___ ENTRIES ___
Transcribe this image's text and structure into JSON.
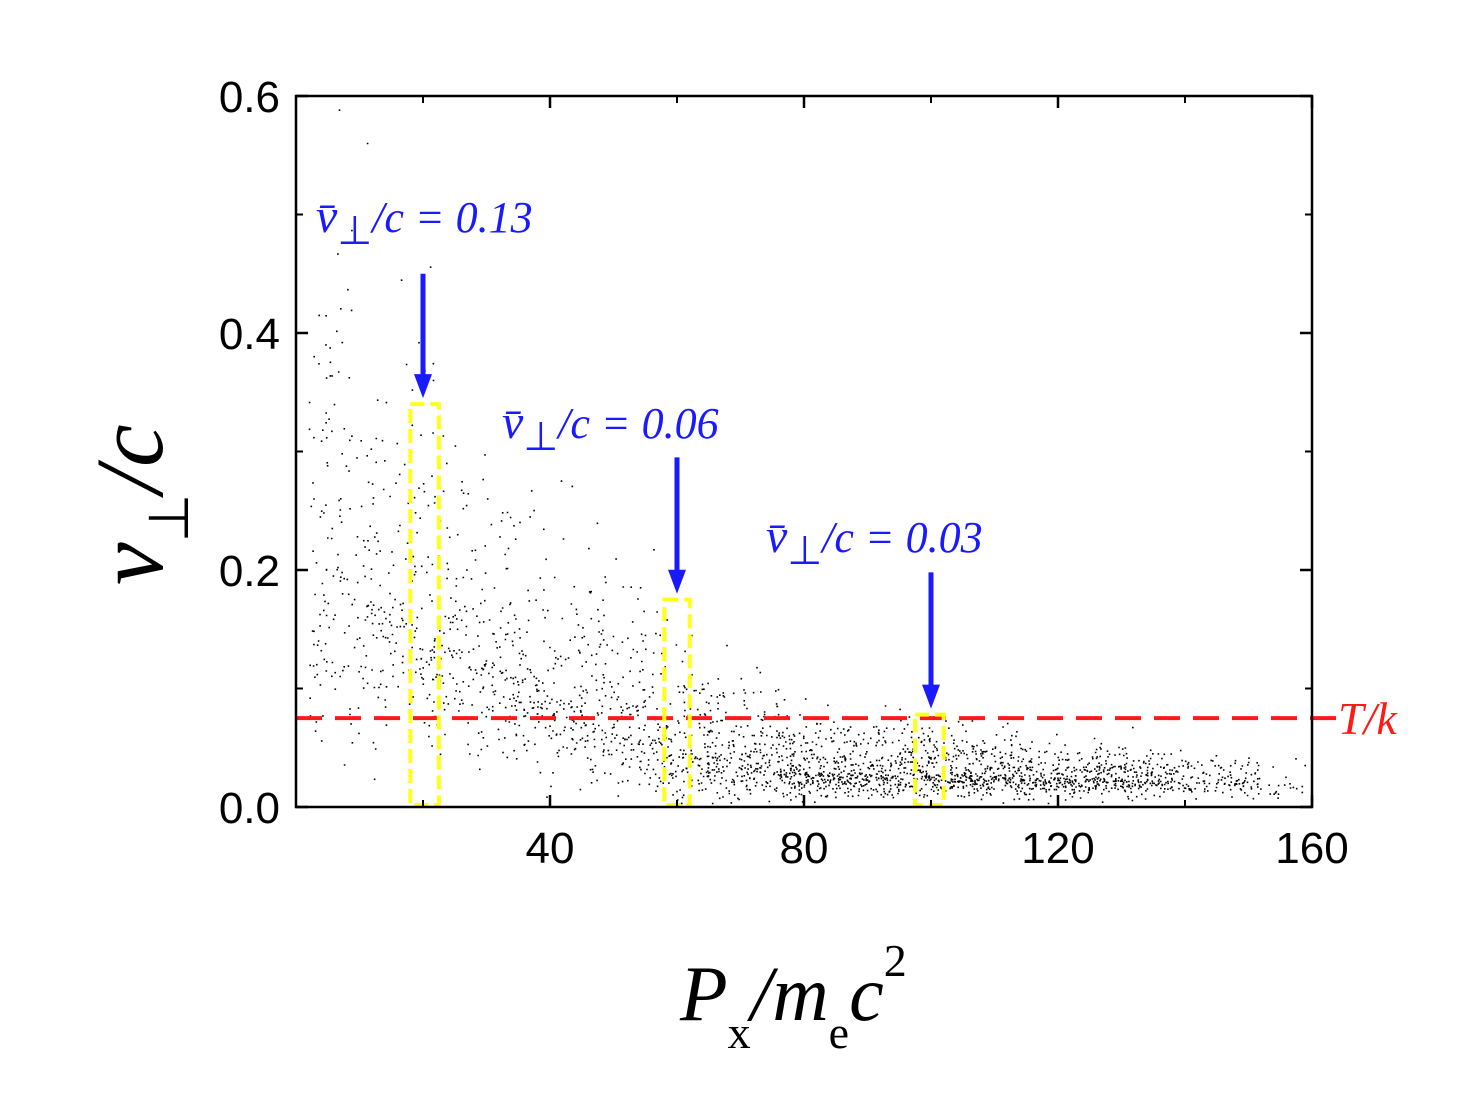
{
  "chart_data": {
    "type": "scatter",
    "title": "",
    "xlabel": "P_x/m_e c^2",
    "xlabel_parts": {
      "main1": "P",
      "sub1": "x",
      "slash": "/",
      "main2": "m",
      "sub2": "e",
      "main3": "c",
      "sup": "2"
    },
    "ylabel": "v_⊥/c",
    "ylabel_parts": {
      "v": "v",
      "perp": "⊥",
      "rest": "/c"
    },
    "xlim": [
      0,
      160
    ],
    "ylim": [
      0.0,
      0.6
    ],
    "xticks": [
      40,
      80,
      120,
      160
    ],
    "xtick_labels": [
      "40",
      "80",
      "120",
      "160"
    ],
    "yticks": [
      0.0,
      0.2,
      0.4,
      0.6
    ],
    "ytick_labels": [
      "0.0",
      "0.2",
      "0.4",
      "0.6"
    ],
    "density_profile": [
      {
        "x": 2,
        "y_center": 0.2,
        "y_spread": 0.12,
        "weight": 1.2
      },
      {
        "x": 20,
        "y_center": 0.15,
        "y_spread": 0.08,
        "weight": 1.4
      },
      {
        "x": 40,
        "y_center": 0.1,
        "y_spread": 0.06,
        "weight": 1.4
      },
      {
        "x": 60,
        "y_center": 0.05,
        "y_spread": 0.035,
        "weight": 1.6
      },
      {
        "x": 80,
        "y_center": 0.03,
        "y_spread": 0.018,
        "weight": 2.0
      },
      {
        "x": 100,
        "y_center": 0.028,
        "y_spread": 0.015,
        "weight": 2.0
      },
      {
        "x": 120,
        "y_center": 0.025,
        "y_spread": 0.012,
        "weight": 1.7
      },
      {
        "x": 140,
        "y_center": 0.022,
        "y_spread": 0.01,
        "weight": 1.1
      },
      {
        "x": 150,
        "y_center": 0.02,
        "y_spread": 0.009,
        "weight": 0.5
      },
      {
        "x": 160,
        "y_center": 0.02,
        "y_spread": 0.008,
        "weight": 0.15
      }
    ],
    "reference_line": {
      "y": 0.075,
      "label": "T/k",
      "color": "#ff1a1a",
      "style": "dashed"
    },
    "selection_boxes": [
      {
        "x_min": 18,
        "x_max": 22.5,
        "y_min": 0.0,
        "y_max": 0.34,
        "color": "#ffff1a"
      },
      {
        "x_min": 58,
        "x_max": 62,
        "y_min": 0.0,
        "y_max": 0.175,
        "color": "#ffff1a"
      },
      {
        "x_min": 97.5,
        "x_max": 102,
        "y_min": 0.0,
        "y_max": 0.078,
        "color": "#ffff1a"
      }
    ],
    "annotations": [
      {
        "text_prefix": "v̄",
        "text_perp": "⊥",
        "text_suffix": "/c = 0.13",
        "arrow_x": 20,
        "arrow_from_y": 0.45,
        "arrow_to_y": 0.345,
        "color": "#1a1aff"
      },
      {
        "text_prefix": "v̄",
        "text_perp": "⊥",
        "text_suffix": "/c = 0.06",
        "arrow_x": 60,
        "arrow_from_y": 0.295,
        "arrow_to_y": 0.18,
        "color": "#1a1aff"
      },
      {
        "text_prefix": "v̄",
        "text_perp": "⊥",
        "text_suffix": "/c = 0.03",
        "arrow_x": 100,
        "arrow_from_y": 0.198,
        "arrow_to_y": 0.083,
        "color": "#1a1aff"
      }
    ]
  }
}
___
### GOAL OF THE EXERCISE
Quote each line of the listing exactly, but leave the pictures out.

### SOLUTION TO THE EXERCISE
Transcribe this image's text and structure into JSON.
{
  "chart_data": {
    "type": "scatter",
    "title": "",
    "xlabel": "P_x/m_e c^2",
    "xlabel_parts": {
      "main1": "P",
      "sub1": "x",
      "slash": "/",
      "main2": "m",
      "sub2": "e",
      "main3": "c",
      "sup": "2"
    },
    "ylabel": "v_⊥/c",
    "ylabel_parts": {
      "v": "v",
      "perp": "⊥",
      "rest": "/c"
    },
    "xlim": [
      0,
      160
    ],
    "ylim": [
      0.0,
      0.6
    ],
    "xticks": [
      40,
      80,
      120,
      160
    ],
    "xtick_labels": [
      "40",
      "80",
      "120",
      "160"
    ],
    "yticks": [
      0.0,
      0.2,
      0.4,
      0.6
    ],
    "ytick_labels": [
      "0.0",
      "0.2",
      "0.4",
      "0.6"
    ],
    "density_profile": [
      {
        "x": 2,
        "y_center": 0.2,
        "y_spread": 0.12,
        "weight": 1.2
      },
      {
        "x": 20,
        "y_center": 0.15,
        "y_spread": 0.08,
        "weight": 1.4
      },
      {
        "x": 40,
        "y_center": 0.1,
        "y_spread": 0.06,
        "weight": 1.4
      },
      {
        "x": 60,
        "y_center": 0.05,
        "y_spread": 0.035,
        "weight": 1.6
      },
      {
        "x": 80,
        "y_center": 0.03,
        "y_spread": 0.018,
        "weight": 2.0
      },
      {
        "x": 100,
        "y_center": 0.028,
        "y_spread": 0.015,
        "weight": 2.0
      },
      {
        "x": 120,
        "y_center": 0.025,
        "y_spread": 0.012,
        "weight": 1.7
      },
      {
        "x": 140,
        "y_center": 0.022,
        "y_spread": 0.01,
        "weight": 1.1
      },
      {
        "x": 150,
        "y_center": 0.02,
        "y_spread": 0.009,
        "weight": 0.5
      },
      {
        "x": 160,
        "y_center": 0.02,
        "y_spread": 0.008,
        "weight": 0.15
      }
    ],
    "reference_line": {
      "y": 0.075,
      "label": "T/k",
      "color": "#ff1a1a",
      "style": "dashed"
    },
    "selection_boxes": [
      {
        "x_min": 18,
        "x_max": 22.5,
        "y_min": 0.0,
        "y_max": 0.34,
        "color": "#ffff1a"
      },
      {
        "x_min": 58,
        "x_max": 62,
        "y_min": 0.0,
        "y_max": 0.175,
        "color": "#ffff1a"
      },
      {
        "x_min": 97.5,
        "x_max": 102,
        "y_min": 0.0,
        "y_max": 0.078,
        "color": "#ffff1a"
      }
    ],
    "annotations": [
      {
        "text_prefix": "v̄",
        "text_perp": "⊥",
        "text_suffix": "/c = 0.13",
        "arrow_x": 20,
        "arrow_from_y": 0.45,
        "arrow_to_y": 0.345,
        "color": "#1a1aff"
      },
      {
        "text_prefix": "v̄",
        "text_perp": "⊥",
        "text_suffix": "/c = 0.06",
        "arrow_x": 60,
        "arrow_from_y": 0.295,
        "arrow_to_y": 0.18,
        "color": "#1a1aff"
      },
      {
        "text_prefix": "v̄",
        "text_perp": "⊥",
        "text_suffix": "/c = 0.03",
        "arrow_x": 100,
        "arrow_from_y": 0.198,
        "arrow_to_y": 0.083,
        "color": "#1a1aff"
      }
    ]
  }
}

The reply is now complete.